In the post below on sorting algorithms in Common Lisp implementations, find the part that opens with the words "Posts Tagged ‘Lisp’" and closes with "more efficiently implemented.". Set down that part word for word.

Quoted passage →
══════════════════════════════
Posts Tagged ‘Lisp’
Sorting algorithms used in the CL implementations
Which sorting algorithm should one implement when developing a program? The best answer is probably none. Use the sort provided by your system/library/etc. Unless you know your input data has some special properties that you can take advantage of, the provided sort should be enough for your needs and probably is more efficiently implemented.
However, I think it is important to know what sorting algorithm is implemented. If one knows the properties of the data, it is possible to understand if the provided sort can or will pose a problem. In the same way a programmer shouldn’t implement a sorting algorithm every time it needs to sort something, the programmer should also be aware of the limitations/advantages of the system sort. That way one can decide if a special sort is needed or not.
Common Lisp provides the functions sort and stable-sort. The HyperSpec describes their operation well but it does not define the sorting algorithm. That decision is left free to the implementations. In addition, both functions don’t necessarily share the same algorithm. The difference between the two is that the second function sorts in a way that guarantees stability, i.e., two elements that are equal remain in the same position after sorting is completed. The use of sort and stable-sort requires some care (see the section sort pitfalls) but lets focus on the algorithms and not on its usage.
What sorting algorithms do the major open source CL implementations actually implement? I was curious about it and went to check the source for ABCL, CCL, CLISP, CMUCL, ECL and SBCL. Not surprising, we find some differences between the implementations. What it was more unexpected to discover is that some implementations also use different sorting algorithms according to the sequence type. A quick survey of the findings is summarized in the following table (if anythings is incorrect, please tell me). The links for the source code are in the implementation name (careful, in CCL and SBCL there are two links).
| Implementation | sort | stable-sort |
|---|---|---|
| ABCL | merge sort (lists) / quicksort | merge sort |
| CCL | merge sort (lists) / quicksort | merge sort |
| CLISP | tree sort | tree sort |
| CMUCL | heapsort | merge sort |
| ECL | merge sort (lists) / quicksort | quicksort (strings + bit vectors) / merge sort |
| SBCL | merge sort (lists) / heapsort | merge sort |
In terms of the implementation of sort, quicksort is the most used algorithm, followed by heapsort. The choice for these algorithms is expected. Both have an average-case performance of O(nlgn) and heapsort guarantees a worst-case performace of O(nlgn) too. Quicksort has a worst-case performance of O(n2) but it can be optimized in several ways so that it also gives an expected worst-case performance of O(nlgn). However, it seems that the quicksort implementations are not completely optimized. In ECL (and ABCL) quicksort implements a partition scheme which deals better with duplicate elements (although is not the three-way partitioning) but it always picks as pivot the first element. CCL chooses the pivot with a median-of-3 method and always sorts the smaller partition to ensure a worst-case stack depth of O(lgn).
══════════════════════════════
Listed records →
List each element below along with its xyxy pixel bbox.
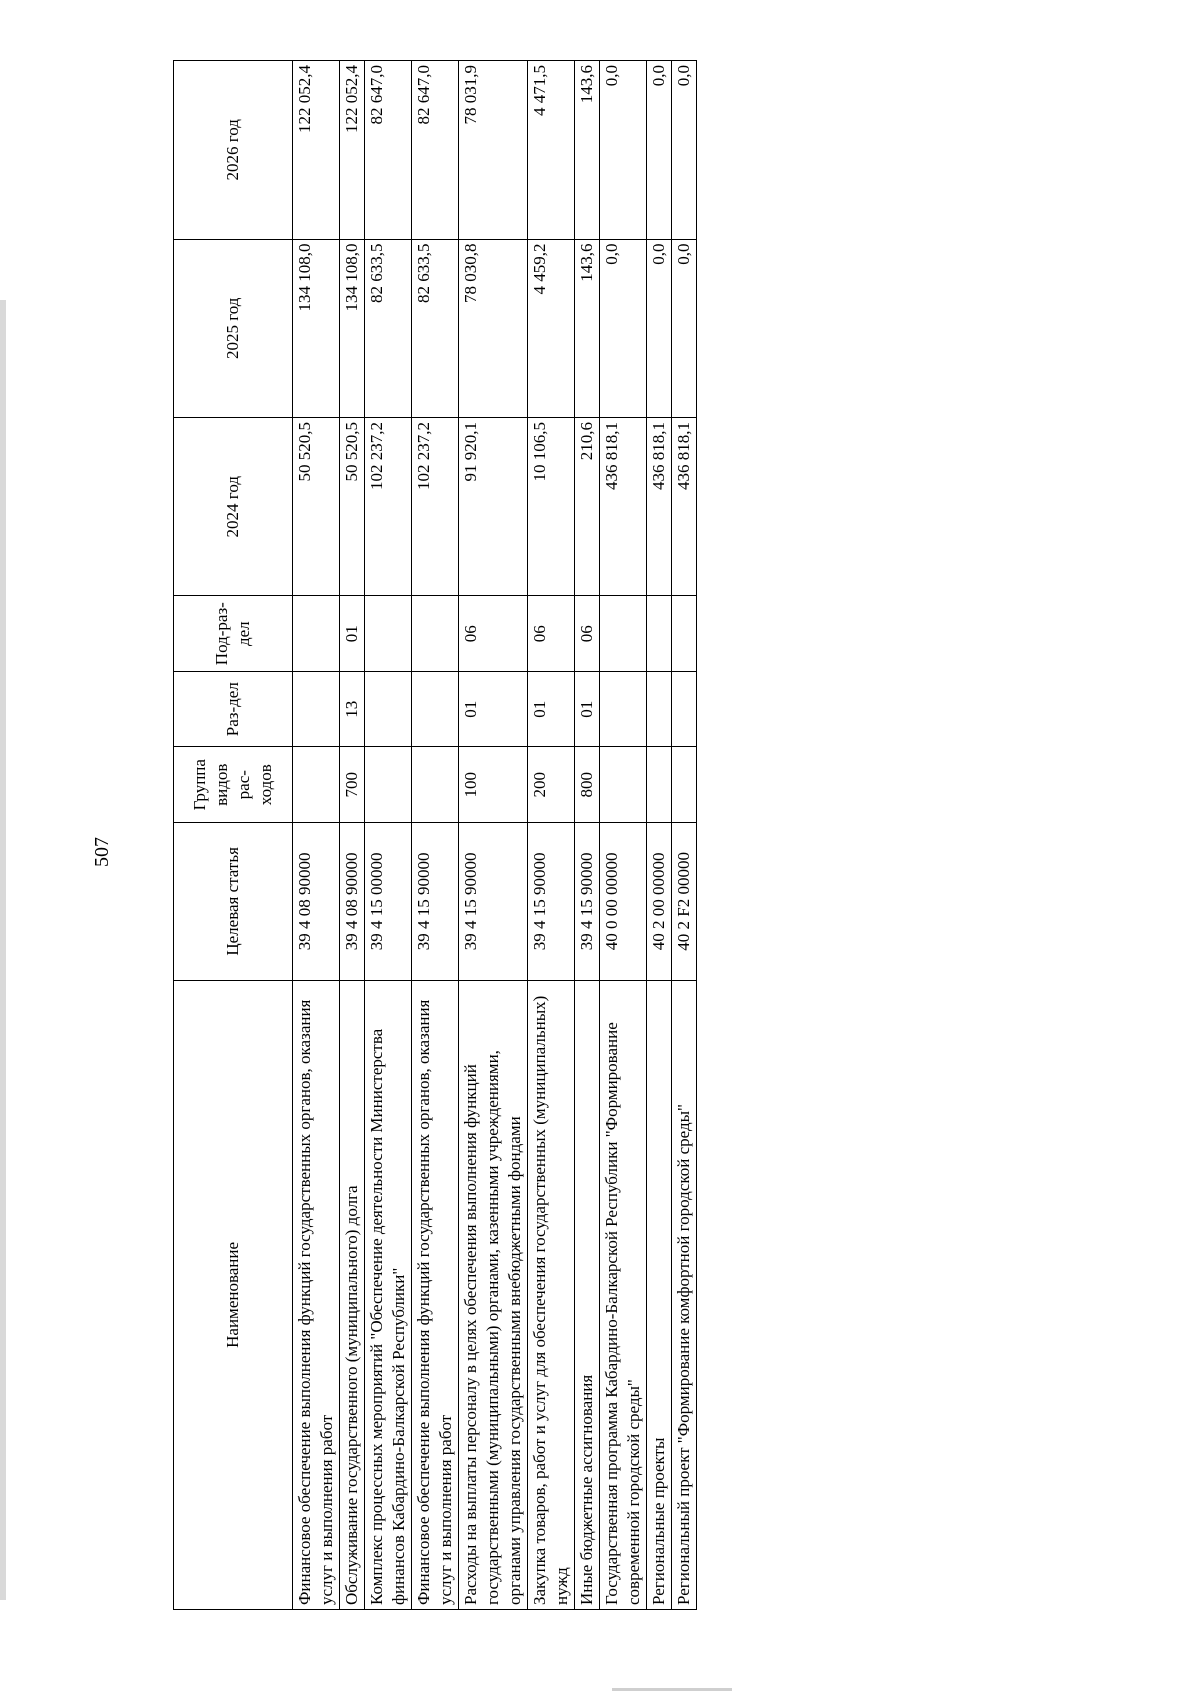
table-row (365, 61, 412, 1610)
rotated-table-area (173, 60, 1173, 1610)
cell-article: 39 4 08 90000 (293, 822, 340, 980)
cell-razdel (600, 671, 647, 747)
cell-y2026: 82 647,0 (412, 61, 459, 240)
cell-razdel (293, 671, 340, 747)
cell-y2026: 78 031,9 (459, 61, 528, 240)
cell-y2026: 122 052,4 (340, 61, 365, 240)
cell-razdel: 13 (340, 671, 365, 747)
cell-y2025: 82 633,5 (412, 239, 459, 417)
cell-group (672, 747, 697, 823)
header-name: Наименование (174, 980, 293, 1609)
cell-group (412, 747, 459, 823)
cell-group (647, 747, 672, 823)
header-group: Группа видов рас-ходов (174, 747, 293, 823)
header-razdel: Раз-дел (174, 671, 293, 747)
cell-article: 39 4 08 90000 (340, 822, 365, 980)
cell-group (600, 747, 647, 823)
cell-article: 39 4 15 90000 (459, 822, 528, 980)
cell-y2026: 0,0 (672, 61, 697, 240)
cell-podrazdel: 06 (459, 596, 528, 672)
cell-razdel (672, 671, 697, 747)
cell-name: Закупка товаров, работ и услуг для обеспечения государственных (муниципальных) нужд (528, 980, 575, 1609)
table-row (412, 61, 459, 1610)
table-row (575, 61, 600, 1610)
cell-group: 200 (528, 747, 575, 823)
cell-y2025: 0,0 (672, 239, 697, 417)
cell-name: Региональные проекты (647, 980, 672, 1609)
cell-group (293, 747, 340, 823)
header-2025: 2025 год (174, 239, 293, 417)
table-wrap (173, 60, 1037, 1610)
table-row (672, 61, 697, 1610)
header-article: Целевая статья (174, 822, 293, 980)
cell-y2024: 102 237,2 (412, 417, 459, 595)
cell-podrazdel: 06 (528, 596, 575, 672)
cell-y2025: 134 108,0 (293, 239, 340, 417)
cell-name: Финансовое обеспечение выполнения функций государственных органов, оказания услуг и выполнения работ (412, 980, 459, 1609)
cell-name: Расходы на выплаты персоналу в целях обеспечения выполнения функций государственными (муниципальными) органами, казенными учреждениями, органами управления государственными внебюджетными фондами (459, 980, 528, 1609)
cell-y2026: 82 647,0 (365, 61, 412, 240)
cell-group (365, 747, 412, 823)
cell-article: 40 0 00 00000 (600, 822, 647, 980)
cell-podrazdel: 06 (575, 596, 600, 672)
page-number: 507 (91, 837, 113, 867)
cell-y2025: 82 633,5 (365, 239, 412, 417)
cell-podrazdel (365, 596, 412, 672)
cell-y2024: 50 520,5 (340, 417, 365, 595)
cell-y2024: 50 520,5 (293, 417, 340, 595)
cell-group: 100 (459, 747, 528, 823)
cell-y2025: 143,6 (575, 239, 600, 417)
budget-table (173, 60, 697, 1610)
cell-y2026: 0,0 (647, 61, 672, 240)
cell-podrazdel (672, 596, 697, 672)
cell-y2024: 91 920,1 (459, 417, 528, 595)
cell-name: Региональный проект "Формирование комфортной городской среды" (672, 980, 697, 1609)
cell-podrazdel (293, 596, 340, 672)
table-row (340, 61, 365, 1610)
table-row (528, 61, 575, 1610)
cell-article: 40 2 00 00000 (647, 822, 672, 980)
cell-name: Государственная программа Кабардино-Балкарской Республики "Формирование современной городской среды" (600, 980, 647, 1609)
cell-razdel: 01 (459, 671, 528, 747)
table-row (459, 61, 528, 1610)
cell-y2024: 210,6 (575, 417, 600, 595)
cell-y2025: 0,0 (600, 239, 647, 417)
table-body (293, 61, 697, 1610)
table-row (293, 61, 340, 1610)
cell-y2024: 436 818,1 (647, 417, 672, 595)
cell-name: Комплекс процессных мероприятий "Обеспечение деятельности Министерства финансов Кабардино-Балкарской Республики" (365, 980, 412, 1609)
cell-name: Финансовое обеспечение выполнения функций государственных органов, оказания услуг и выполнения работ (293, 980, 340, 1609)
cell-y2025: 4 459,2 (528, 239, 575, 417)
cell-y2024: 10 106,5 (528, 417, 575, 595)
cell-group: 700 (340, 747, 365, 823)
cell-article: 39 4 15 90000 (528, 822, 575, 980)
cell-y2024: 102 237,2 (365, 417, 412, 595)
cell-article: 40 2 F2 00000 (672, 822, 697, 980)
table-header-row (174, 61, 293, 1610)
header-2024: 2024 год (174, 417, 293, 595)
table-row (647, 61, 672, 1610)
cell-y2025: 134 108,0 (340, 239, 365, 417)
cell-y2025: 78 030,8 (459, 239, 528, 417)
cell-y2026: 122 052,4 (293, 61, 340, 240)
cell-y2026: 0,0 (600, 61, 647, 240)
table-row (600, 61, 647, 1610)
scan-edge-mark (0, 300, 6, 1600)
cell-article: 39 4 15 90000 (575, 822, 600, 980)
header-2026: 2026 год (174, 61, 293, 240)
cell-article: 39 4 15 00000 (365, 822, 412, 980)
scan-bottom-mark (612, 1688, 732, 1691)
cell-razdel: 01 (575, 671, 600, 747)
cell-group: 800 (575, 747, 600, 823)
cell-y2026: 143,6 (575, 61, 600, 240)
cell-name: Иные бюджетные ассигнования (575, 980, 600, 1609)
cell-y2024: 436 818,1 (672, 417, 697, 595)
cell-article: 39 4 15 90000 (412, 822, 459, 980)
cell-podrazdel (600, 596, 647, 672)
cell-y2026: 4 471,5 (528, 61, 575, 240)
header-podrazdel: Под-раз-дел (174, 596, 293, 672)
cell-razdel: 01 (528, 671, 575, 747)
cell-podrazdel: 01 (340, 596, 365, 672)
cell-podrazdel (647, 596, 672, 672)
cell-razdel (647, 671, 672, 747)
cell-y2024: 436 818,1 (600, 417, 647, 595)
cell-razdel (412, 671, 459, 747)
cell-y2025: 0,0 (647, 239, 672, 417)
cell-name: Обслуживание государственного (муниципального) долга (340, 980, 365, 1609)
cell-razdel (365, 671, 412, 747)
cell-podrazdel (412, 596, 459, 672)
══════════════════════════════
Output →
Posts Tagged ‘Lisp’
Sorting algorithms used in the CL implementations
Which sorting algorithm should one implement when developing a program? The best answer is probably none. Use the sort provided by your system/library/etc. Unless you know your input data has some special properties that you can take advantage of, the provided sort should be enough for your needs and probably is more efficiently implemented.